··· Text under study
The task is to count occurrences of the current tid in "source area" of
tid column:
from the beginning of the DataFrame,
up to (including) the end of the current group.
To compute values of both required values for each group, I defined
the following function:
def fn(grp):
lastRow = grp.iloc[-1] # last row of the current group
lastId = lastRow.name # index of this row
tids = df1.truncate(after=lastId).tid
return [grp.index.size, tids[tids == lastRow.tid].size]
To get the "source area" mentioned above I used truncate function.
In my opinion it is a very intuitive solution, based on the notion of the
"source area".
The function returns a list containing both required values:
the size of the current group,
how many tids equal to the current tid are in the
truncated tid column.
To apply this function, run:
df2 = df1.groupby(['rid', 'tid']).apply(fn).apply(pd.Series)\
.rename(columns={0: 'groupentries', 1: 'cumulativeentries'})
Details:
apply(fn) generates a Series containing 2-element lists.
apply(pd.Series) converts it to a DataFrame (with default column names).
rename sets the target column names.
And the last thing to do is to join this table to df1:
df1.join(df2, on=['rid', 'tid'])
For first column use GroupBy.transform with DataFrameGroupBy.size, for second use custom function for test all values of column to last index values, compare with last values and count matched values by sum:
f = lambda x: (df1['tid'].iloc[:x.index[-1]+1] == x.iat[-1]).sum()
df1['groupentries'] = df1.groupby(["rid", "tid"])['rid'].transform('size')
df1['cumulativeentries'] = df1.groupby(["rid", "tid"])['tid'].transform(f)
print (df1)
rid tid groupentries cumulativeentries
0 1 1 1 1
1 1 2 2 2
2 1 2 2 2
3 2 1 2 3
4 2 1 2 3
5 2 3 1 1
6 3 1 1 4
7 3 4 1 1
8 4 5 1 1
9 5 1 3 7
10 5 1 3 7
11 5 1 3 7
12 5 3 1 2
······
• [Directions] Write out, word for word, the part of the pandas text above from "In my opinion" to "containing 2-element lists.".
··· Recorded data
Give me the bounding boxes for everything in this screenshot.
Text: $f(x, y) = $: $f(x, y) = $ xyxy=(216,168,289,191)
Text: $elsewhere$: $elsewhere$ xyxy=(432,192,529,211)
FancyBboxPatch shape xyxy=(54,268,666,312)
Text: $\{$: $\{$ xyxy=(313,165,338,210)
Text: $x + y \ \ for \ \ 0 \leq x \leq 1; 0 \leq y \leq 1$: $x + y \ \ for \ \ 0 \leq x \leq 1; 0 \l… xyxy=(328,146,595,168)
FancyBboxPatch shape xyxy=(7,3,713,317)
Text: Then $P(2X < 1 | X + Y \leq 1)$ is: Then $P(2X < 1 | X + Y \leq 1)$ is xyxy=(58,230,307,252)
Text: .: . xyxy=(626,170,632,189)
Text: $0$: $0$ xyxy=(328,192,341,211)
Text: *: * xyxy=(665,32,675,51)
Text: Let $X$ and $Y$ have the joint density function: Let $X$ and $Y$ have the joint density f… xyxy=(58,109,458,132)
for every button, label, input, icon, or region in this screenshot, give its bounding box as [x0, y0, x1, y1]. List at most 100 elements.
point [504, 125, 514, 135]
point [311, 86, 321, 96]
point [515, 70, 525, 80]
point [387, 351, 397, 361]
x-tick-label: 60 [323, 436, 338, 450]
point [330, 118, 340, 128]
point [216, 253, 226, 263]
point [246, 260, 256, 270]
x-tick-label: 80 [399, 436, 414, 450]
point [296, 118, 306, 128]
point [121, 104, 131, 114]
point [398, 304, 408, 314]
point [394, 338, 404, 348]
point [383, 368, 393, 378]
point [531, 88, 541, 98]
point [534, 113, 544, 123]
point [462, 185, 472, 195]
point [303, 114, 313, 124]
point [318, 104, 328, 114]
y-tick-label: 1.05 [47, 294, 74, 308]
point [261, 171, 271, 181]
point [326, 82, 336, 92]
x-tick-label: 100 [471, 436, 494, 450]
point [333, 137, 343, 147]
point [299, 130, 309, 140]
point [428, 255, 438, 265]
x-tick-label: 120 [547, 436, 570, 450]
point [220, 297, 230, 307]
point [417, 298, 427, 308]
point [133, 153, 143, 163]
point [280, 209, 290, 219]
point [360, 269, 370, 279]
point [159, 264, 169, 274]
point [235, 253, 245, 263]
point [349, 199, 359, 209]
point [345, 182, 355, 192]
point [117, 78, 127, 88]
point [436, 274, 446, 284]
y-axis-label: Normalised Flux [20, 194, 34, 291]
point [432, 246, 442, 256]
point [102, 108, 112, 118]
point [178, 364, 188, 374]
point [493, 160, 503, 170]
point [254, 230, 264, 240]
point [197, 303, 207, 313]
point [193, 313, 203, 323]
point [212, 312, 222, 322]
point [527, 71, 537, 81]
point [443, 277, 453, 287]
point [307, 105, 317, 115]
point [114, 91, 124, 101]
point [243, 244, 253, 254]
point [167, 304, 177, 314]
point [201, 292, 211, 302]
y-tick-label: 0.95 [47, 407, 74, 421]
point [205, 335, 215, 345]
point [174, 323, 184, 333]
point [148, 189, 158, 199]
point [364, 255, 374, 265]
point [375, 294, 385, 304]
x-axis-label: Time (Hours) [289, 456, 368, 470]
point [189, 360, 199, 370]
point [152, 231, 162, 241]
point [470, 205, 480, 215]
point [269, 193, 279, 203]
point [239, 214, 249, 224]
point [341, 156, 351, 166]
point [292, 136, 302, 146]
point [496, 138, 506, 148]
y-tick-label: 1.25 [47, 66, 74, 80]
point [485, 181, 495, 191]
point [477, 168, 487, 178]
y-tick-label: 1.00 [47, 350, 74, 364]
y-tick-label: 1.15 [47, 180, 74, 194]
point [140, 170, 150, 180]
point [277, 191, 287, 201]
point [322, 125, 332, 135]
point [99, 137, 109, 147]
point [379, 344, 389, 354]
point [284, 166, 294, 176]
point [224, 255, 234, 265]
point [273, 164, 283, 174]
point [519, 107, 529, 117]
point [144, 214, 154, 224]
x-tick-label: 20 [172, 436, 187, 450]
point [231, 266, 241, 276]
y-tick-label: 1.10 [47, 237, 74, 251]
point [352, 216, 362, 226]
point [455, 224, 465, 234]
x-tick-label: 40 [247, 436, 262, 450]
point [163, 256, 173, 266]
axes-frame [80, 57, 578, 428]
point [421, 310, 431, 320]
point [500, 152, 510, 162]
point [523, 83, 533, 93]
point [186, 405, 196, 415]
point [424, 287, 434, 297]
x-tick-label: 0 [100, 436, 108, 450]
······
• [Solution for this task]
In my opinion it is a very intuitive solution, based on the notion of the
"source area".
The function returns a list containing both required values:
the size of the current group,
how many tids equal to the current tid are in the
truncated tid column.
To apply this function, run:
df2 = df1.groupby(['rid', 'tid']).apply(fn).apply(pd.Series)\
.rename(columns={0: 'groupentries', 1: 'cumulativeentries'})
Details:
apply(fn) generates a Series containing 2-element lists.